Dataset items:
:::::
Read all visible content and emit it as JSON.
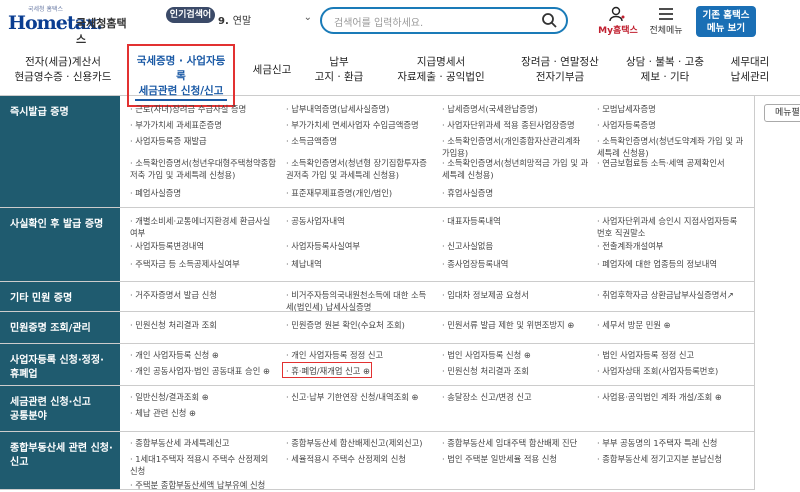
{
  "header": {
    "logo_small": "국세청 홈택스",
    "logo_home": "Hometax.",
    "logo_cheong": "국세청홈택스",
    "popular_badge": "인기검색어",
    "popular_num": "9.",
    "popular_term": "연말",
    "search_placeholder": "검색어를 입력하세요.",
    "my_label": "My홈택스",
    "menu_label": "전체메뉴",
    "old_menu": [
      "기존 홈택스",
      "메뉴 보기"
    ]
  },
  "gnb": [
    [
      "전자(세금)계산서",
      "현금영수증 · 신용카드"
    ],
    [
      "국세증명 · 사업자등록",
      "세금관련 신청/신고"
    ],
    [
      "세금신고"
    ],
    [
      "납부",
      "고지 · 환급"
    ],
    [
      "지급명세서",
      "자료제출 · 공익법인"
    ],
    [
      "장려금 · 연말정산",
      "전자기부금"
    ],
    [
      "상담 · 불복 · 고충",
      "제보 · 기타"
    ],
    [
      "세무대리",
      "납세관리"
    ]
  ],
  "side_button": "메뉴펼침",
  "rows": [
    {
      "title": [
        "즉시발급 증명"
      ],
      "cells": [
        [
          "· 근로(자녀)장려금 수급사실 증명"
        ],
        [
          "· 납부내역증명(납세사실증명)"
        ],
        [
          "· 납세증명서(국세완납증명)"
        ],
        [
          "· 모범납세자증명"
        ],
        [
          "· 부가가치세 과세표준증명"
        ],
        [
          "· 부가가치세 면세사업자 수입금액증명"
        ],
        [
          "· 사업자단위과세 적용 종된사업장증명"
        ],
        [
          "· 사업자등록증명"
        ],
        [
          "· 사업자등록증 재발급"
        ],
        [
          "· 소득금액증명"
        ],
        [
          "· 소득확인증명서(개인종합자산관리계좌",
          "  가입용)"
        ],
        [
          "· 소득확인증명서(청년도약계좌 가입 및 과",
          "  세특례 신청용)"
        ],
        [
          "· 소득확인증명서(청년우대형주택청약종합",
          "  저축 가입 및 과세특례 신청용)"
        ],
        [
          "· 소득확인증명서(청년형 장기집합투자증",
          "  권저축 가입 및 과세특례 신청용)"
        ],
        [
          "· 소득확인증명서(청년희망적금 가입 및 과",
          "  세특례 신청용)"
        ],
        [
          "· 연금보험료등 소득·세액 공제확인서"
        ],
        [
          "· 폐업사실증명"
        ],
        [
          "· 표준재무제표증명(개인/법인)"
        ],
        [
          "· 휴업사실증명"
        ],
        [
          ""
        ]
      ]
    },
    {
      "title": [
        "사실확인 후 발급 증명"
      ],
      "cells": [
        [
          "· 개별소비세·교통에너지환경세 환급사실",
          "  여부"
        ],
        [
          "· 공동사업자내역"
        ],
        [
          "· 대표자등록내역"
        ],
        [
          "· 사업자단위과세 승인시 지점사업자등록",
          "  번호 직권말소"
        ],
        [
          "· 사업자등록변경내역"
        ],
        [
          "· 사업자등록사실여부"
        ],
        [
          "· 신고사실없음"
        ],
        [
          "· 전출계좌개설여부"
        ],
        [
          "· 주택자금 등 소득공제사실여부"
        ],
        [
          "· 체납내역"
        ],
        [
          "· 종사업장등록내역"
        ],
        [
          "· 폐업자에 대한 업종등의 정보내역"
        ]
      ]
    },
    {
      "title": [
        "기타 민원 증명"
      ],
      "cells": [
        [
          "· 거주자증명서 발급 신청"
        ],
        [
          "· 비거주자등의국내원천소득에 대한 소득",
          "  세(법인세) 납세사실증명"
        ],
        [
          "· 임대차 정보제공 요청서"
        ],
        [
          "· 취업후학자금 상환금납부사실증명서↗"
        ]
      ]
    },
    {
      "title": [
        "민원증명 조회/관리"
      ],
      "cells": [
        [
          "· 민원신청 처리결과 조회"
        ],
        [
          "· 민원증명 원본 확인(수요처 조회)"
        ],
        [
          "· 민원서류 발급 제한 및 위변조방지 ⊕"
        ],
        [
          "· 세무서 방문 민원 ⊕"
        ]
      ]
    },
    {
      "title": [
        "사업자등록 신청·정정·",
        "휴폐업"
      ],
      "cells": [
        [
          "· 개인 사업자등록 신청 ⊕"
        ],
        [
          "· 개인 사업자등록 정정 신고"
        ],
        [
          "· 법인 사업자등록 신청 ⊕"
        ],
        [
          "· 법인 사업자등록 정정 신고"
        ],
        [
          "· 개인 공동사업자·법인 공동대표 승인 ⊕"
        ],
        [
          "· 휴·폐업/재개업 신고 ⊕"
        ],
        [
          "· 민원신청 처리결과 조회"
        ],
        [
          "· 사업자상태 조회(사업자등록번호)"
        ]
      ]
    },
    {
      "title": [
        "세금관련 신청·신고",
        "공통분야"
      ],
      "cells": [
        [
          "· 일반신청/결과조회 ⊕"
        ],
        [
          "· 신고·납부 기한연장 신청/내역조회 ⊕"
        ],
        [
          "· 송달장소 신고/변경 신고"
        ],
        [
          "· 사업용·공익법인 계좌 개설/조회 ⊕"
        ],
        [
          "· 체납 관련 신청 ⊕"
        ],
        [
          ""
        ],
        [
          ""
        ],
        [
          ""
        ]
      ]
    },
    {
      "title": [
        "종합부동산세 관련 신청·",
        "신고"
      ],
      "cells": [
        [
          "· 종합부동산세 과세특례신고"
        ],
        [
          "· 종합부동산세 합산배제신고(제외신고)"
        ],
        [
          "· 종합부동산세 임대주택 합산배제 진단"
        ],
        [
          "· 부부 공동명의 1주택자 특례 신청"
        ],
        [
          "· 1세대1주택자 적용시 주택수 산정제외",
          "  신청"
        ],
        [
          "· 세율적용시 주택수 산정제외 신청"
        ],
        [
          "· 법인 주택분 일반세율 적용 신청"
        ],
        [
          "· 종합부동산세 정기고지분 분납신청"
        ],
        [
          "· 주택분 종합부동산세액 납부유예 신청"
        ],
        [
          ""
        ],
        [
          ""
        ],
        [
          ""
        ]
      ]
    }
  ]
}
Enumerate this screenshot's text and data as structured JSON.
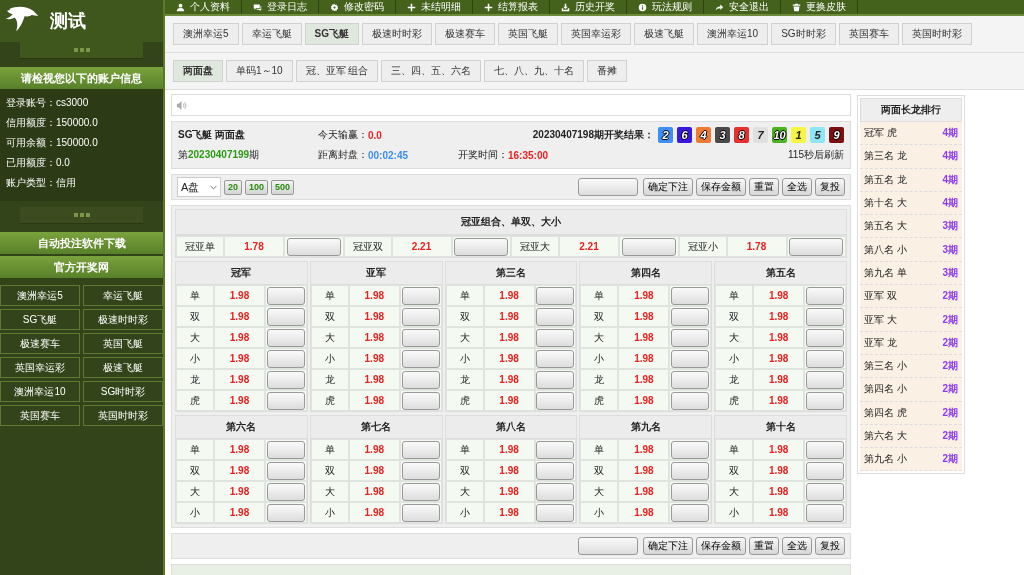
{
  "sidebar": {
    "logo_text": "测试",
    "account_header": "请检视您以下的账户信息",
    "account_fields": [
      {
        "label": "登录账号：",
        "value": "cs3000"
      },
      {
        "label": "信用额度：",
        "value": "150000.0"
      },
      {
        "label": "可用余额：",
        "value": "150000.0"
      },
      {
        "label": "已用额度：",
        "value": "0.0"
      },
      {
        "label": "账户类型：",
        "value": "信用"
      }
    ],
    "download_button": "自动投注软件下载",
    "official_header": "官方开奖网",
    "official_links": [
      "澳洲幸运5",
      "幸运飞艇",
      "SG飞艇",
      "极速时时彩",
      "极速赛车",
      "英国飞艇",
      "英国幸运彩",
      "极速飞艇",
      "澳洲幸运10",
      "SG时时彩",
      "英国赛车",
      "英国时时彩"
    ]
  },
  "nav": [
    "个人资料",
    "登录日志",
    "修改密码",
    "未结明细",
    "结算报表",
    "历史开奖",
    "玩法规则",
    "安全退出",
    "更换皮肤"
  ],
  "game_tabs": [
    {
      "label": "澳洲幸运5",
      "selected": false
    },
    {
      "label": "幸运飞艇",
      "selected": false
    },
    {
      "label": "SG飞艇",
      "selected": true
    },
    {
      "label": "极速时时彩",
      "selected": false
    },
    {
      "label": "极速赛车",
      "selected": false
    },
    {
      "label": "英国飞艇",
      "selected": false
    },
    {
      "label": "英国幸运彩",
      "selected": false
    },
    {
      "label": "极速飞艇",
      "selected": false
    },
    {
      "label": "澳洲幸运10",
      "selected": false
    },
    {
      "label": "SG时时彩",
      "selected": false
    },
    {
      "label": "英国赛车",
      "selected": false
    },
    {
      "label": "英国时时彩",
      "selected": false
    }
  ],
  "play_tabs": [
    {
      "label": "两面盘",
      "selected": true
    },
    {
      "label": "单码1～10",
      "selected": false
    },
    {
      "label": "冠、亚军 组合",
      "selected": false
    },
    {
      "label": "三、四、五、六名",
      "selected": false
    },
    {
      "label": "七、八、九、十名",
      "selected": false
    },
    {
      "label": "番摊",
      "selected": false
    }
  ],
  "info": {
    "title": "SG飞艇 两面盘",
    "today_label": "今天输赢：",
    "today_value": "0.0",
    "result_label": "20230407198期开奖结果：",
    "balls": [
      {
        "number": "2",
        "color": "#3d8ef5"
      },
      {
        "number": "6",
        "color": "#3a17e0"
      },
      {
        "number": "4",
        "color": "#f07a30"
      },
      {
        "number": "3",
        "color": "#4a4a4a"
      },
      {
        "number": "8",
        "color": "#e53030"
      },
      {
        "number": "7",
        "color": "#e0e0e0"
      },
      {
        "number": "10",
        "color": "#4bb320"
      },
      {
        "number": "1",
        "color": "#f5f542"
      },
      {
        "number": "5",
        "color": "#8fe5f5"
      },
      {
        "number": "9",
        "color": "#7a1010"
      }
    ],
    "issue_prefix": "第",
    "issue_number": "20230407199",
    "issue_suffix": "期",
    "close_label": "距离封盘：",
    "close_value": "00:02:45",
    "draw_label": "开奖时间：",
    "draw_value": "16:35:00",
    "refresh": "115秒后刷新"
  },
  "toolbar": {
    "plate": "A盘",
    "quick_amounts": [
      "20",
      "100",
      "500"
    ],
    "buttons": [
      "确定下注",
      "保存金额",
      "重置",
      "全选",
      "复投"
    ]
  },
  "combo": {
    "title": "冠亚组合、单双、大小",
    "items": [
      {
        "label": "冠亚单",
        "odds": "1.78"
      },
      {
        "label": "冠亚双",
        "odds": "2.21"
      },
      {
        "label": "冠亚大",
        "odds": "2.21"
      },
      {
        "label": "冠亚小",
        "odds": "1.78"
      }
    ]
  },
  "positions": [
    {
      "name": "冠军",
      "rows": [
        {
          "label": "单",
          "odds": "1.98"
        },
        {
          "label": "双",
          "odds": "1.98"
        },
        {
          "label": "大",
          "odds": "1.98"
        },
        {
          "label": "小",
          "odds": "1.98"
        },
        {
          "label": "龙",
          "odds": "1.98"
        },
        {
          "label": "虎",
          "odds": "1.98"
        }
      ]
    },
    {
      "name": "亚军",
      "rows": [
        {
          "label": "单",
          "odds": "1.98"
        },
        {
          "label": "双",
          "odds": "1.98"
        },
        {
          "label": "大",
          "odds": "1.98"
        },
        {
          "label": "小",
          "odds": "1.98"
        },
        {
          "label": "龙",
          "odds": "1.98"
        },
        {
          "label": "虎",
          "odds": "1.98"
        }
      ]
    },
    {
      "name": "第三名",
      "rows": [
        {
          "label": "单",
          "odds": "1.98"
        },
        {
          "label": "双",
          "odds": "1.98"
        },
        {
          "label": "大",
          "odds": "1.98"
        },
        {
          "label": "小",
          "odds": "1.98"
        },
        {
          "label": "龙",
          "odds": "1.98"
        },
        {
          "label": "虎",
          "odds": "1.98"
        }
      ]
    },
    {
      "name": "第四名",
      "rows": [
        {
          "label": "单",
          "odds": "1.98"
        },
        {
          "label": "双",
          "odds": "1.98"
        },
        {
          "label": "大",
          "odds": "1.98"
        },
        {
          "label": "小",
          "odds": "1.98"
        },
        {
          "label": "龙",
          "odds": "1.98"
        },
        {
          "label": "虎",
          "odds": "1.98"
        }
      ]
    },
    {
      "name": "第五名",
      "rows": [
        {
          "label": "单",
          "odds": "1.98"
        },
        {
          "label": "双",
          "odds": "1.98"
        },
        {
          "label": "大",
          "odds": "1.98"
        },
        {
          "label": "小",
          "odds": "1.98"
        },
        {
          "label": "龙",
          "odds": "1.98"
        },
        {
          "label": "虎",
          "odds": "1.98"
        }
      ]
    },
    {
      "name": "第六名",
      "rows": [
        {
          "label": "单",
          "odds": "1.98"
        },
        {
          "label": "双",
          "odds": "1.98"
        },
        {
          "label": "大",
          "odds": "1.98"
        },
        {
          "label": "小",
          "odds": "1.98"
        }
      ]
    },
    {
      "name": "第七名",
      "rows": [
        {
          "label": "单",
          "odds": "1.98"
        },
        {
          "label": "双",
          "odds": "1.98"
        },
        {
          "label": "大",
          "odds": "1.98"
        },
        {
          "label": "小",
          "odds": "1.98"
        }
      ]
    },
    {
      "name": "第八名",
      "rows": [
        {
          "label": "单",
          "odds": "1.98"
        },
        {
          "label": "双",
          "odds": "1.98"
        },
        {
          "label": "大",
          "odds": "1.98"
        },
        {
          "label": "小",
          "odds": "1.98"
        }
      ]
    },
    {
      "name": "第九名",
      "rows": [
        {
          "label": "单",
          "odds": "1.98"
        },
        {
          "label": "双",
          "odds": "1.98"
        },
        {
          "label": "大",
          "odds": "1.98"
        },
        {
          "label": "小",
          "odds": "1.98"
        }
      ]
    },
    {
      "name": "第十名",
      "rows": [
        {
          "label": "单",
          "odds": "1.98"
        },
        {
          "label": "双",
          "odds": "1.98"
        },
        {
          "label": "大",
          "odds": "1.98"
        },
        {
          "label": "小",
          "odds": "1.98"
        }
      ]
    }
  ],
  "bottom_toolbar": {
    "buttons": [
      "确定下注",
      "保存金额",
      "重置",
      "全选",
      "复投"
    ]
  },
  "long_dragon": {
    "title": "两面长龙排行",
    "items": [
      {
        "label": "冠军 虎",
        "count": "4期"
      },
      {
        "label": "第三名 龙",
        "count": "4期"
      },
      {
        "label": "第五名 龙",
        "count": "4期"
      },
      {
        "label": "第十名 大",
        "count": "4期"
      },
      {
        "label": "第五名 大",
        "count": "3期"
      },
      {
        "label": "第八名 小",
        "count": "3期"
      },
      {
        "label": "第九名 单",
        "count": "3期"
      },
      {
        "label": "亚军 双",
        "count": "2期"
      },
      {
        "label": "亚军 大",
        "count": "2期"
      },
      {
        "label": "亚军 龙",
        "count": "2期"
      },
      {
        "label": "第三名 小",
        "count": "2期"
      },
      {
        "label": "第四名 小",
        "count": "2期"
      },
      {
        "label": "第四名 虎",
        "count": "2期"
      },
      {
        "label": "第六名 大",
        "count": "2期"
      },
      {
        "label": "第九名 小",
        "count": "2期"
      }
    ]
  }
}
:::::
Find how many lines in the listing hold "소득확인증명서", and reply with that number only.

EXERCISE SOLUTION: 5